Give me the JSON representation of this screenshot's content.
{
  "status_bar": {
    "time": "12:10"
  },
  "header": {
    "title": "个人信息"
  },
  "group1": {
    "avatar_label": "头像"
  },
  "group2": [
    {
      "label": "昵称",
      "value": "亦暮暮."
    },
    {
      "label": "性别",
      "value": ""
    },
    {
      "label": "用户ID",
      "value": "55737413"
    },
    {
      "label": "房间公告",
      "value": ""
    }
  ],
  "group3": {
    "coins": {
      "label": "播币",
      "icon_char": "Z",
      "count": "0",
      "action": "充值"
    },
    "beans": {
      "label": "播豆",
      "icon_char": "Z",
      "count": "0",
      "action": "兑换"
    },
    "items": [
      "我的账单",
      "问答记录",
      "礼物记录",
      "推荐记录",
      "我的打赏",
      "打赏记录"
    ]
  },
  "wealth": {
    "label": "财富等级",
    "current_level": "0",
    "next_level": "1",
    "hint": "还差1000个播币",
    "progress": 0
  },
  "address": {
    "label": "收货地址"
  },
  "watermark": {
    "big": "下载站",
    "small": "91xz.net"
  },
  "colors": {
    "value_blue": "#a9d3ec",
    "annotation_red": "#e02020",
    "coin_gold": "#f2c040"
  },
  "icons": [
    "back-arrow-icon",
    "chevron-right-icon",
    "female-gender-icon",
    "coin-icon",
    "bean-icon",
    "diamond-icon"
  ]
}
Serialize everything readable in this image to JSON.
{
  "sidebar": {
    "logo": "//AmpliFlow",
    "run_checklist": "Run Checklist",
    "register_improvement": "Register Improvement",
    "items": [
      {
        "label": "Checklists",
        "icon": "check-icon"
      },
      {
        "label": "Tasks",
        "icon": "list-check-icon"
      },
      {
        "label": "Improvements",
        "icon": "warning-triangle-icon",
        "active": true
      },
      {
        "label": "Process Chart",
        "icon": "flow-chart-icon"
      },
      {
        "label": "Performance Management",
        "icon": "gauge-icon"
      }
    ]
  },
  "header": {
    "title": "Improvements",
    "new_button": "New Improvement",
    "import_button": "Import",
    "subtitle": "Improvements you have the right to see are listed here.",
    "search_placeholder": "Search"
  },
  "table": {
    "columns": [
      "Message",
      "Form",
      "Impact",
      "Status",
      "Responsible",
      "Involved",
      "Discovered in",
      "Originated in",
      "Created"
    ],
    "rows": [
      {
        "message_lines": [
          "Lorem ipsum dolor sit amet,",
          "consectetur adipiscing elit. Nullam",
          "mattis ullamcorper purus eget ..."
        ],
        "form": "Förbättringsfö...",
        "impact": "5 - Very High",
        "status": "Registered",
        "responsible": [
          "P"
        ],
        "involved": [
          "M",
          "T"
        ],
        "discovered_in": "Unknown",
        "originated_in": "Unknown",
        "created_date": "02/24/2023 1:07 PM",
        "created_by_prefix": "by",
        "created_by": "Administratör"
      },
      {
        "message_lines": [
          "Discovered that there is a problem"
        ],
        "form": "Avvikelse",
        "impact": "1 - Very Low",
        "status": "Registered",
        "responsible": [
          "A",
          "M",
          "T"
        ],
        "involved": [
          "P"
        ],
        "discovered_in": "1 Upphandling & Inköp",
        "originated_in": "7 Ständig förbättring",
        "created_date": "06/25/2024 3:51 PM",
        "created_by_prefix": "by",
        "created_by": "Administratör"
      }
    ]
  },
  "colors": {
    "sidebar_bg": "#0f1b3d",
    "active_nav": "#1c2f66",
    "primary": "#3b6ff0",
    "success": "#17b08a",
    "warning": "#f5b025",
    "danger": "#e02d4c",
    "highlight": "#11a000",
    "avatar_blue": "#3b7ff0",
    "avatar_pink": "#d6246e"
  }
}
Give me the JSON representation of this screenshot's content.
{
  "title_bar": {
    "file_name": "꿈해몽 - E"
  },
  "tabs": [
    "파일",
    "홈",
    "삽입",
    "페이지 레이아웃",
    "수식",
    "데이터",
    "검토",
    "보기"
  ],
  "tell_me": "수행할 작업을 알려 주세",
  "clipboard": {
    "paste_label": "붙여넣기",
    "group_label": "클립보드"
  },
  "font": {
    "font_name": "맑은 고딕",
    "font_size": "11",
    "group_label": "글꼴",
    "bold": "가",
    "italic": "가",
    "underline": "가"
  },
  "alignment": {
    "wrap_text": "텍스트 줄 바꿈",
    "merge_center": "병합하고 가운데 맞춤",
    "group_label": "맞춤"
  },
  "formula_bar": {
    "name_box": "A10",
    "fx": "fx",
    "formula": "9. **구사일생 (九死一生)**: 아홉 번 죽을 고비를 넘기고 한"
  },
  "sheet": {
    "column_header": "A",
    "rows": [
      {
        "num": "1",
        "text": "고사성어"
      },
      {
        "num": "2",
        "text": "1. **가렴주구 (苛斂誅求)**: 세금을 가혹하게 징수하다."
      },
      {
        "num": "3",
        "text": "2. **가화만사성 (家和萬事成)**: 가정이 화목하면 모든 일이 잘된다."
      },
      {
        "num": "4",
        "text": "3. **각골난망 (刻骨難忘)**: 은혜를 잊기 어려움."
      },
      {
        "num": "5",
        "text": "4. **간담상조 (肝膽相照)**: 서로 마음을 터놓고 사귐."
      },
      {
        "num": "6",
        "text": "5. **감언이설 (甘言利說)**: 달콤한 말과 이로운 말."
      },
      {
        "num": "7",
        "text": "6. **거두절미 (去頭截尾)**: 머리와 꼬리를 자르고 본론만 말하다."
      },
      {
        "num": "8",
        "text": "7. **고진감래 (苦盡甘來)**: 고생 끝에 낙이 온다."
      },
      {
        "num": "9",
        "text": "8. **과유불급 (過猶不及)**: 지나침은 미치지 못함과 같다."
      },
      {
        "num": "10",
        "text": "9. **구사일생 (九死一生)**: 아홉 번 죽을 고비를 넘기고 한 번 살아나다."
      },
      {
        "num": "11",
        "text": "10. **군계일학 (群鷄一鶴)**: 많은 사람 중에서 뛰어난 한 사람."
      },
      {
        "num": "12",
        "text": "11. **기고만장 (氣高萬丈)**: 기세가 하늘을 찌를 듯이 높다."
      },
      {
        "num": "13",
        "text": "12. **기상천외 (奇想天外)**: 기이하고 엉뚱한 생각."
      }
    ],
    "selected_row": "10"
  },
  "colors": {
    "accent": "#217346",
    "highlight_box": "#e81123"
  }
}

★ ★ ★ ★

■ **WHAT IS BEING ASKED**: Restate all of the entries above precisely.

■ **SOLVED PROBLEM**:
Give me the JSON representation of this screenshot's content.
{
  "status_bar": {
    "time": "12:10"
  },
  "header": {
    "title": "个人信息"
  },
  "group1": {
    "avatar_label": "头像"
  },
  "group2": [
    {
      "label": "昵称",
      "value": "亦暮暮."
    },
    {
      "label": "性别",
      "value": ""
    },
    {
      "label": "用户ID",
      "value": "55737413"
    },
    {
      "label": "房间公告",
      "value": ""
    }
  ],
  "group3": {
    "coins": {
      "label": "播币",
      "icon_char": "Z",
      "count": "0",
      "action": "充值"
    },
    "beans": {
      "label": "播豆",
      "icon_char": "Z",
      "count": "0",
      "action": "兑换"
    },
    "items": [
      "我的账单",
      "问答记录",
      "礼物记录",
      "推荐记录",
      "我的打赏",
      "打赏记录"
    ]
  },
  "wealth": {
    "label": "财富等级",
    "current_level": "0",
    "next_level": "1",
    "hint": "还差1000个播币",
    "progress": 0
  },
  "address": {
    "label": "收货地址"
  },
  "watermark": {
    "big": "下载站",
    "small": "91xz.net"
  },
  "colors": {
    "value_blue": "#a9d3ec",
    "annotation_red": "#e02020",
    "coin_gold": "#f2c040"
  },
  "icons": [
    "back-arrow-icon",
    "chevron-right-icon",
    "female-gender-icon",
    "coin-icon",
    "bean-icon",
    "diamond-icon"
  ]
}
Serialize everything readable in this image to JSON.
{
  "sidebar": {
    "logo": "//AmpliFlow",
    "run_checklist": "Run Checklist",
    "register_improvement": "Register Improvement",
    "items": [
      {
        "label": "Checklists",
        "icon": "check-icon"
      },
      {
        "label": "Tasks",
        "icon": "list-check-icon"
      },
      {
        "label": "Improvements",
        "icon": "warning-triangle-icon",
        "active": true
      },
      {
        "label": "Process Chart",
        "icon": "flow-chart-icon"
      },
      {
        "label": "Performance Management",
        "icon": "gauge-icon"
      }
    ]
  },
  "header": {
    "title": "Improvements",
    "new_button": "New Improvement",
    "import_button": "Import",
    "subtitle": "Improvements you have the right to see are listed here.",
    "search_placeholder": "Search"
  },
  "table": {
    "columns": [
      "Message",
      "Form",
      "Impact",
      "Status",
      "Responsible",
      "Involved",
      "Discovered in",
      "Originated in",
      "Created"
    ],
    "rows": [
      {
        "message_lines": [
          "Lorem ipsum dolor sit amet,",
          "consectetur adipiscing elit. Nullam",
          "mattis ullamcorper purus eget ..."
        ],
        "form": "Förbättringsfö...",
        "impact": "5 - Very High",
        "status": "Registered",
        "responsible": [
          "P"
        ],
        "involved": [
          "M",
          "T"
        ],
        "discovered_in": "Unknown",
        "originated_in": "Unknown",
        "created_date": "02/24/2023 1:07 PM",
        "created_by_prefix": "by",
        "created_by": "Administratör"
      },
      {
        "message_lines": [
          "Discovered that there is a problem"
        ],
        "form": "Avvikelse",
        "impact": "1 - Very Low",
        "status": "Registered",
        "responsible": [
          "A",
          "M",
          "T"
        ],
        "involved": [
          "P"
        ],
        "discovered_in": "1 Upphandling & Inköp",
        "originated_in": "7 Ständig förbättring",
        "created_date": "06/25/2024 3:51 PM",
        "created_by_prefix": "by",
        "created_by": "Administratör"
      }
    ]
  },
  "colors": {
    "sidebar_bg": "#0f1b3d",
    "active_nav": "#1c2f66",
    "primary": "#3b6ff0",
    "success": "#17b08a",
    "warning": "#f5b025",
    "danger": "#e02d4c",
    "highlight": "#11a000",
    "avatar_blue": "#3b7ff0",
    "avatar_pink": "#d6246e"
  }
}
Give me the JSON representation of this screenshot's content.
{
  "title_bar": {
    "file_name": "꿈해몽 - E"
  },
  "tabs": [
    "파일",
    "홈",
    "삽입",
    "페이지 레이아웃",
    "수식",
    "데이터",
    "검토",
    "보기"
  ],
  "tell_me": "수행할 작업을 알려 주세",
  "clipboard": {
    "paste_label": "붙여넣기",
    "group_label": "클립보드"
  },
  "font": {
    "font_name": "맑은 고딕",
    "font_size": "11",
    "group_label": "글꼴",
    "bold": "가",
    "italic": "가",
    "underline": "가"
  },
  "alignment": {
    "wrap_text": "텍스트 줄 바꿈",
    "merge_center": "병합하고 가운데 맞춤",
    "group_label": "맞춤"
  },
  "formula_bar": {
    "name_box": "A10",
    "fx": "fx",
    "formula": "9. **구사일생 (九死一生)**: 아홉 번 죽을 고비를 넘기고 한"
  },
  "sheet": {
    "column_header": "A",
    "rows": [
      {
        "num": "1",
        "text": "고사성어"
      },
      {
        "num": "2",
        "text": "1. **가렴주구 (苛斂誅求)**: 세금을 가혹하게 징수하다."
      },
      {
        "num": "3",
        "text": "2. **가화만사성 (家和萬事成)**: 가정이 화목하면 모든 일이 잘된다."
      },
      {
        "num": "4",
        "text": "3. **각골난망 (刻骨難忘)**: 은혜를 잊기 어려움."
      },
      {
        "num": "5",
        "text": "4. **간담상조 (肝膽相照)**: 서로 마음을 터놓고 사귐."
      },
      {
        "num": "6",
        "text": "5. **감언이설 (甘言利說)**: 달콤한 말과 이로운 말."
      },
      {
        "num": "7",
        "text": "6. **거두절미 (去頭截尾)**: 머리와 꼬리를 자르고 본론만 말하다."
      },
      {
        "num": "8",
        "text": "7. **고진감래 (苦盡甘來)**: 고생 끝에 낙이 온다."
      },
      {
        "num": "9",
        "text": "8. **과유불급 (過猶不及)**: 지나침은 미치지 못함과 같다."
      },
      {
        "num": "10",
        "text": "9. **구사일생 (九死一生)**: 아홉 번 죽을 고비를 넘기고 한 번 살아나다."
      },
      {
        "num": "11",
        "text": "10. **군계일학 (群鷄一鶴)**: 많은 사람 중에서 뛰어난 한 사람."
      },
      {
        "num": "12",
        "text": "11. **기고만장 (氣高萬丈)**: 기세가 하늘을 찌를 듯이 높다."
      },
      {
        "num": "13",
        "text": "12. **기상천외 (奇想天外)**: 기이하고 엉뚱한 생각."
      }
    ],
    "selected_row": "10"
  },
  "colors": {
    "accent": "#217346",
    "highlight_box": "#e81123"
  }
}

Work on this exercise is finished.